[Task prompt] Quote the whole listing verbatim.

Extracted material start

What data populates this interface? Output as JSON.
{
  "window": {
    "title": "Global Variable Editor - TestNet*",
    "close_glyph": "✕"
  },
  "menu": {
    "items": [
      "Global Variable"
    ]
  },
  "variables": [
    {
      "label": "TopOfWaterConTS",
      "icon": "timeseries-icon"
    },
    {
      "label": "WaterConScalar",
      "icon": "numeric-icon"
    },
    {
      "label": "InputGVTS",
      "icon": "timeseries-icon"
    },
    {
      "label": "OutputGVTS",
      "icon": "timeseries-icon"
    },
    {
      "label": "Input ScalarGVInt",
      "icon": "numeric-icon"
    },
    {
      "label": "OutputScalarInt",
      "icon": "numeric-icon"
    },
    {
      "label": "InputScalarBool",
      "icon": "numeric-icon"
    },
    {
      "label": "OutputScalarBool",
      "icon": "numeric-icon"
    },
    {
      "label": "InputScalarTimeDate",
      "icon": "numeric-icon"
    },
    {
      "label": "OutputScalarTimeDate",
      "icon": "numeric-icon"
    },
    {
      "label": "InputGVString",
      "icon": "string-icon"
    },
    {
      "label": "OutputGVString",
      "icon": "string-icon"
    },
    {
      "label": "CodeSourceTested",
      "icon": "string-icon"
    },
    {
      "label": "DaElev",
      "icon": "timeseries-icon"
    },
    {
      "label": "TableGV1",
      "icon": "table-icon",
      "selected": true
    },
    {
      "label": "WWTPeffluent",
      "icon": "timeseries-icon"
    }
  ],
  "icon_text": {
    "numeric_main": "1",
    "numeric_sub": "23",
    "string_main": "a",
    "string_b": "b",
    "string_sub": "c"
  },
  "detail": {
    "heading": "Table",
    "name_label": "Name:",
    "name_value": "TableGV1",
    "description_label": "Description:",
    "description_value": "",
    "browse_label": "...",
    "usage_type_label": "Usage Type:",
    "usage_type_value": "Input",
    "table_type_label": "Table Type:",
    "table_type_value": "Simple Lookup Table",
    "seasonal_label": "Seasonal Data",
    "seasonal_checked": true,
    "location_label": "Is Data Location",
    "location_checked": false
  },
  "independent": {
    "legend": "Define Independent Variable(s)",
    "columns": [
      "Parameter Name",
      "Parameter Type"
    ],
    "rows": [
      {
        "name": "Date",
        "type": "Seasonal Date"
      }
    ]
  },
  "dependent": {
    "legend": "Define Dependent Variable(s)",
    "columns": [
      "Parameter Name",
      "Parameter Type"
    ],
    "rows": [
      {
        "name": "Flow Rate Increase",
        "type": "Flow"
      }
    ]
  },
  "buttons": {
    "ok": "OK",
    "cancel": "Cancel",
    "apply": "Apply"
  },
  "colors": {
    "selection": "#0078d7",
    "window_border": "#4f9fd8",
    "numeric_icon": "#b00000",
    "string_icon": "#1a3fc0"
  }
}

Extracted material end

[Answer to this task]
What data populates this interface? Output as JSON.
{
  "window": {
    "title": "Global Variable Editor - TestNet*",
    "close_glyph": "✕"
  },
  "menu": {
    "items": [
      "Global Variable"
    ]
  },
  "variables": [
    {
      "label": "TopOfWaterConTS",
      "icon": "timeseries-icon"
    },
    {
      "label": "WaterConScalar",
      "icon": "numeric-icon"
    },
    {
      "label": "InputGVTS",
      "icon": "timeseries-icon"
    },
    {
      "label": "OutputGVTS",
      "icon": "timeseries-icon"
    },
    {
      "label": "Input ScalarGVInt",
      "icon": "numeric-icon"
    },
    {
      "label": "OutputScalarInt",
      "icon": "numeric-icon"
    },
    {
      "label": "InputScalarBool",
      "icon": "numeric-icon"
    },
    {
      "label": "OutputScalarBool",
      "icon": "numeric-icon"
    },
    {
      "label": "InputScalarTimeDate",
      "icon": "numeric-icon"
    },
    {
      "label": "OutputScalarTimeDate",
      "icon": "numeric-icon"
    },
    {
      "label": "InputGVString",
      "icon": "string-icon"
    },
    {
      "label": "OutputGVString",
      "icon": "string-icon"
    },
    {
      "label": "CodeSourceTested",
      "icon": "string-icon"
    },
    {
      "label": "DaElev",
      "icon": "timeseries-icon"
    },
    {
      "label": "TableGV1",
      "icon": "table-icon",
      "selected": true
    },
    {
      "label": "WWTPeffluent",
      "icon": "timeseries-icon"
    }
  ],
  "icon_text": {
    "numeric_main": "1",
    "numeric_sub": "23",
    "string_main": "a",
    "string_b": "b",
    "string_sub": "c"
  },
  "detail": {
    "heading": "Table",
    "name_label": "Name:",
    "name_value": "TableGV1",
    "description_label": "Description:",
    "description_value": "",
    "browse_label": "...",
    "usage_type_label": "Usage Type:",
    "usage_type_value": "Input",
    "table_type_label": "Table Type:",
    "table_type_value": "Simple Lookup Table",
    "seasonal_label": "Seasonal Data",
    "seasonal_checked": true,
    "location_label": "Is Data Location",
    "location_checked": false
  },
  "independent": {
    "legend": "Define Independent Variable(s)",
    "columns": [
      "Parameter Name",
      "Parameter Type"
    ],
    "rows": [
      {
        "name": "Date",
        "type": "Seasonal Date"
      }
    ]
  },
  "dependent": {
    "legend": "Define Dependent Variable(s)",
    "columns": [
      "Parameter Name",
      "Parameter Type"
    ],
    "rows": [
      {
        "name": "Flow Rate Increase",
        "type": "Flow"
      }
    ]
  },
  "buttons": {
    "ok": "OK",
    "cancel": "Cancel",
    "apply": "Apply"
  },
  "colors": {
    "selection": "#0078d7",
    "window_border": "#4f9fd8",
    "numeric_icon": "#b00000",
    "string_icon": "#1a3fc0"
  }
}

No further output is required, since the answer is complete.